Dataset entries -
-- begin --

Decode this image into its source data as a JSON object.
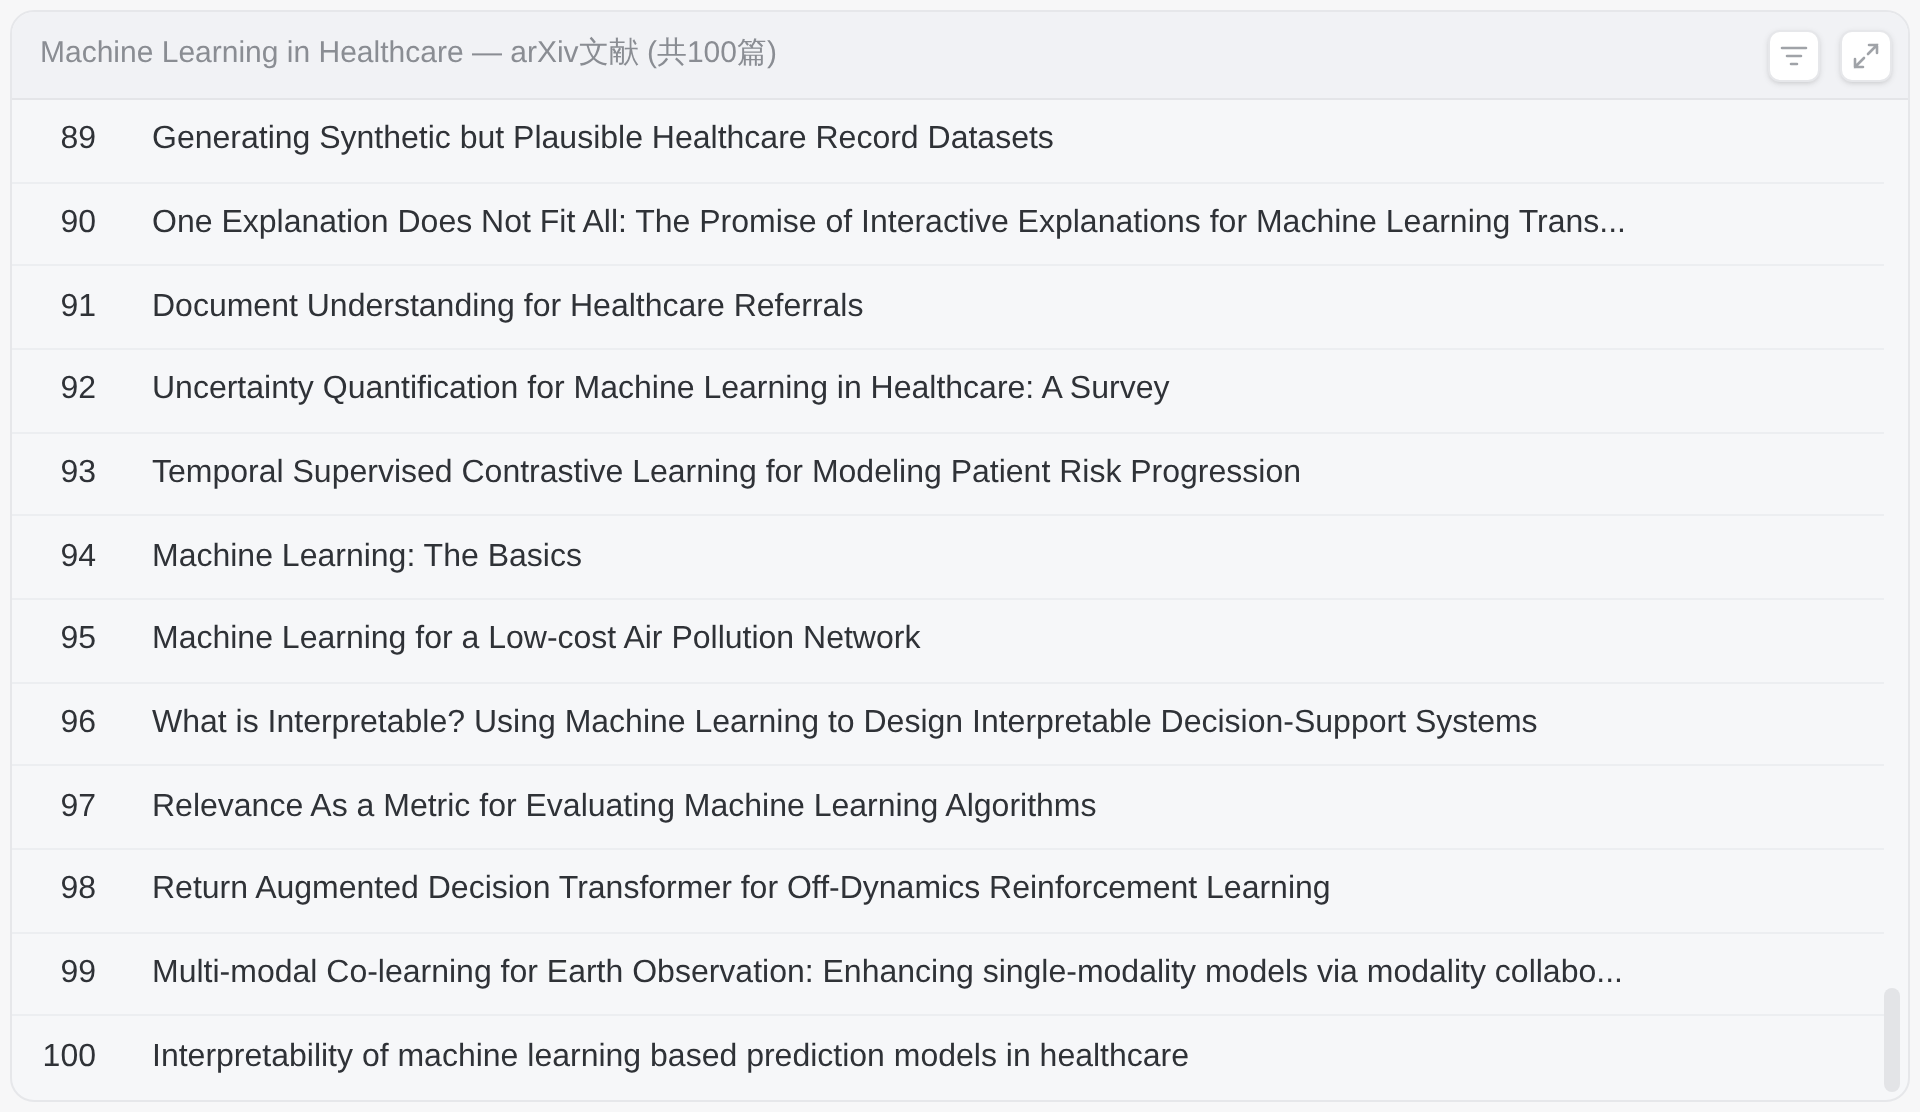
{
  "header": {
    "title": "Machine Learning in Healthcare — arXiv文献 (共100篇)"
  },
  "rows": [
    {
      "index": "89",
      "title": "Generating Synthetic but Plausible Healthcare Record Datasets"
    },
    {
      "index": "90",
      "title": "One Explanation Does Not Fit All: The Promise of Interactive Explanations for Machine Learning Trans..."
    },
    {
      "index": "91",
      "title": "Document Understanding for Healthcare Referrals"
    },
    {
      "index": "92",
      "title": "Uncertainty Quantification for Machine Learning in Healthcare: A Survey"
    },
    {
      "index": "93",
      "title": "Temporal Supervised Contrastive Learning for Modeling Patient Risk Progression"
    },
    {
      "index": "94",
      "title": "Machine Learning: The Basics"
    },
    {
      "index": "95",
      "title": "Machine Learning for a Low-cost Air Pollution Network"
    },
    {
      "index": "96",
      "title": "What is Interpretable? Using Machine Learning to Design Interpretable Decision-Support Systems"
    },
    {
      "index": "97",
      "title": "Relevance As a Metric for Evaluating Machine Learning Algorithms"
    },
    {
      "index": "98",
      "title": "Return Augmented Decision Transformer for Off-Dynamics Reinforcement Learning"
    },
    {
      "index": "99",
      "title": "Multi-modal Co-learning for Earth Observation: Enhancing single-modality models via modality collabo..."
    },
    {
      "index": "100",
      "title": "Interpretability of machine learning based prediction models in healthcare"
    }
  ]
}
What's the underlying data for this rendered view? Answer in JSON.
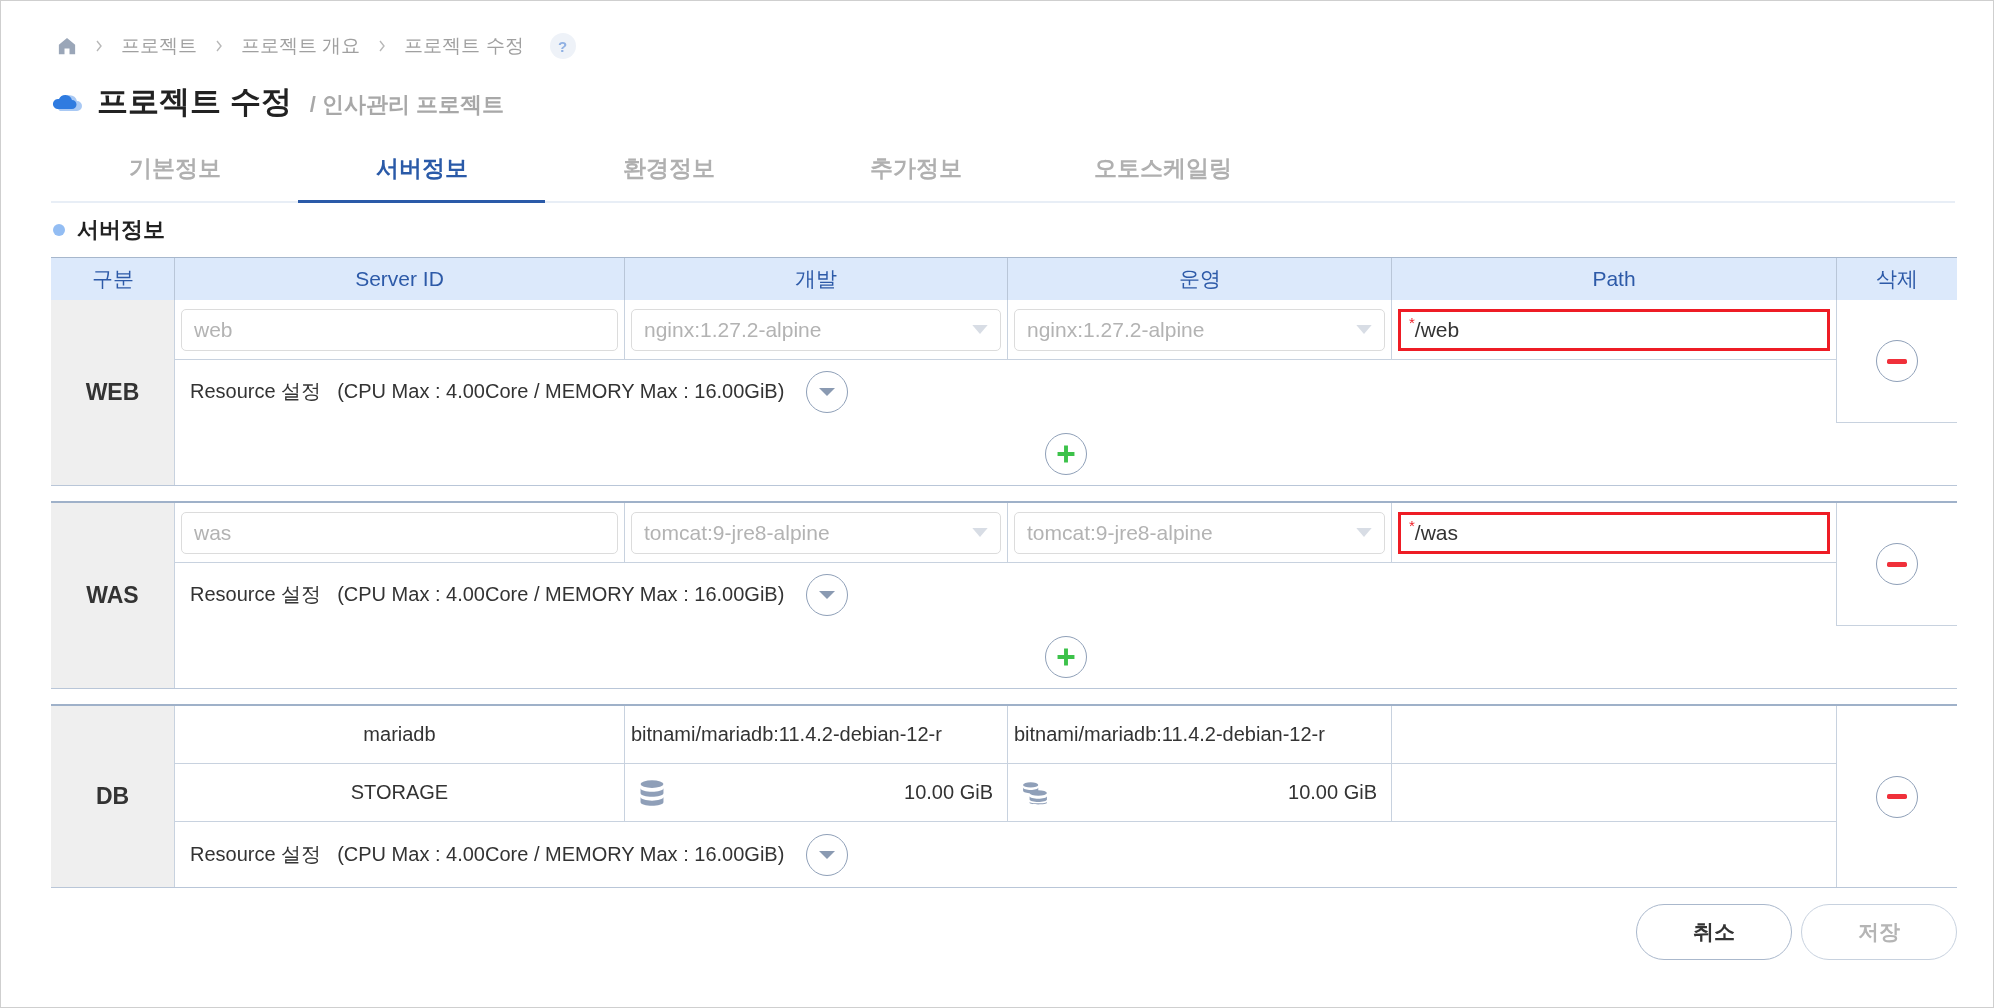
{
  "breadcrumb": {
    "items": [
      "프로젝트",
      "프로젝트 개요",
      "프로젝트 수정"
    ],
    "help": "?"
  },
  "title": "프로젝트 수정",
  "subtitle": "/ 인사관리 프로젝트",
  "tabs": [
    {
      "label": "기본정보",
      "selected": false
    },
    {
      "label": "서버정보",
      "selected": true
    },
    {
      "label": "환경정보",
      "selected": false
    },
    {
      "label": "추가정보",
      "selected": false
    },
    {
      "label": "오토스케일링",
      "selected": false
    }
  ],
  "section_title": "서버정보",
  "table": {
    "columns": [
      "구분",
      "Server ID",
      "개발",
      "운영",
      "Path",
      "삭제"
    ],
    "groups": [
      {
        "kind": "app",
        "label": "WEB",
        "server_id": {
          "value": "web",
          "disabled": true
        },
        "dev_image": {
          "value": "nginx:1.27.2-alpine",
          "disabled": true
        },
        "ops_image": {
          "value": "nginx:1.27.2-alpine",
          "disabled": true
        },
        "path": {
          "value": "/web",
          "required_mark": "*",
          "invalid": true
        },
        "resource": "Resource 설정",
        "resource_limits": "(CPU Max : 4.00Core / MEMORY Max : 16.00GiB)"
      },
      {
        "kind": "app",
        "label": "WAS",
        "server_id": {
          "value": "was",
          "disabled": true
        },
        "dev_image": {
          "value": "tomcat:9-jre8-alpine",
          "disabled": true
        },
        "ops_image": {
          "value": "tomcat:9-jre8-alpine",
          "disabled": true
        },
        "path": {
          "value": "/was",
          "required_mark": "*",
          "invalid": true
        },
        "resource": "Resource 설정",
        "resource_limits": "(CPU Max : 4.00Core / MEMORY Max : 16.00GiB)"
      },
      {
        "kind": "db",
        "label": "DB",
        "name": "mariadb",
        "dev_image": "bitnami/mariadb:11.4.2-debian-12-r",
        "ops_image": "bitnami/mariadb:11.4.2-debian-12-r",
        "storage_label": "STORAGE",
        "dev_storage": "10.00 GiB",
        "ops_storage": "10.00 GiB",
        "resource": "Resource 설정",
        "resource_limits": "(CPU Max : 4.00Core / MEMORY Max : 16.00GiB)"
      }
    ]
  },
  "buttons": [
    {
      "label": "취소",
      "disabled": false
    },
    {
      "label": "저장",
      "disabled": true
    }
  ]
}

-- end --

REQUIREMENT -
Copy the material shown above in full and exactly. Skip the pictures.

COMPLETE ANSWER -
Decode this image into its source data as a JSON object.
{
  "header": {
    "title": "Machine Learning in Healthcare — arXiv文献 (共100篇)"
  },
  "rows": [
    {
      "index": "89",
      "title": "Generating Synthetic but Plausible Healthcare Record Datasets"
    },
    {
      "index": "90",
      "title": "One Explanation Does Not Fit All: The Promise of Interactive Explanations for Machine Learning Trans..."
    },
    {
      "index": "91",
      "title": "Document Understanding for Healthcare Referrals"
    },
    {
      "index": "92",
      "title": "Uncertainty Quantification for Machine Learning in Healthcare: A Survey"
    },
    {
      "index": "93",
      "title": "Temporal Supervised Contrastive Learning for Modeling Patient Risk Progression"
    },
    {
      "index": "94",
      "title": "Machine Learning: The Basics"
    },
    {
      "index": "95",
      "title": "Machine Learning for a Low-cost Air Pollution Network"
    },
    {
      "index": "96",
      "title": "What is Interpretable? Using Machine Learning to Design Interpretable Decision-Support Systems"
    },
    {
      "index": "97",
      "title": "Relevance As a Metric for Evaluating Machine Learning Algorithms"
    },
    {
      "index": "98",
      "title": "Return Augmented Decision Transformer for Off-Dynamics Reinforcement Learning"
    },
    {
      "index": "99",
      "title": "Multi-modal Co-learning for Earth Observation: Enhancing single-modality models via modality collabo..."
    },
    {
      "index": "100",
      "title": "Interpretability of machine learning based prediction models in healthcare"
    }
  ]
}
What's the underlying data for this rendered view? Answer in JSON.
{
  "breadcrumb": {
    "items": [
      "프로젝트",
      "프로젝트 개요",
      "프로젝트 수정"
    ],
    "help": "?"
  },
  "title": "프로젝트 수정",
  "subtitle": "/ 인사관리 프로젝트",
  "tabs": [
    {
      "label": "기본정보",
      "selected": false
    },
    {
      "label": "서버정보",
      "selected": true
    },
    {
      "label": "환경정보",
      "selected": false
    },
    {
      "label": "추가정보",
      "selected": false
    },
    {
      "label": "오토스케일링",
      "selected": false
    }
  ],
  "section_title": "서버정보",
  "table": {
    "columns": [
      "구분",
      "Server ID",
      "개발",
      "운영",
      "Path",
      "삭제"
    ],
    "groups": [
      {
        "kind": "app",
        "label": "WEB",
        "server_id": {
          "value": "web",
          "disabled": true
        },
        "dev_image": {
          "value": "nginx:1.27.2-alpine",
          "disabled": true
        },
        "ops_image": {
          "value": "nginx:1.27.2-alpine",
          "disabled": true
        },
        "path": {
          "value": "/web",
          "required_mark": "*",
          "invalid": true
        },
        "resource": "Resource 설정",
        "resource_limits": "(CPU Max : 4.00Core / MEMORY Max : 16.00GiB)"
      },
      {
        "kind": "app",
        "label": "WAS",
        "server_id": {
          "value": "was",
          "disabled": true
        },
        "dev_image": {
          "value": "tomcat:9-jre8-alpine",
          "disabled": true
        },
        "ops_image": {
          "value": "tomcat:9-jre8-alpine",
          "disabled": true
        },
        "path": {
          "value": "/was",
          "required_mark": "*",
          "invalid": true
        },
        "resource": "Resource 설정",
        "resource_limits": "(CPU Max : 4.00Core / MEMORY Max : 16.00GiB)"
      },
      {
        "kind": "db",
        "label": "DB",
        "name": "mariadb",
        "dev_image": "bitnami/mariadb:11.4.2-debian-12-r",
        "ops_image": "bitnami/mariadb:11.4.2-debian-12-r",
        "storage_label": "STORAGE",
        "dev_storage": "10.00 GiB",
        "ops_storage": "10.00 GiB",
        "resource": "Resource 설정",
        "resource_limits": "(CPU Max : 4.00Core / MEMORY Max : 16.00GiB)"
      }
    ]
  },
  "buttons": [
    {
      "label": "취소",
      "disabled": false
    },
    {
      "label": "저장",
      "disabled": true
    }
  ]
}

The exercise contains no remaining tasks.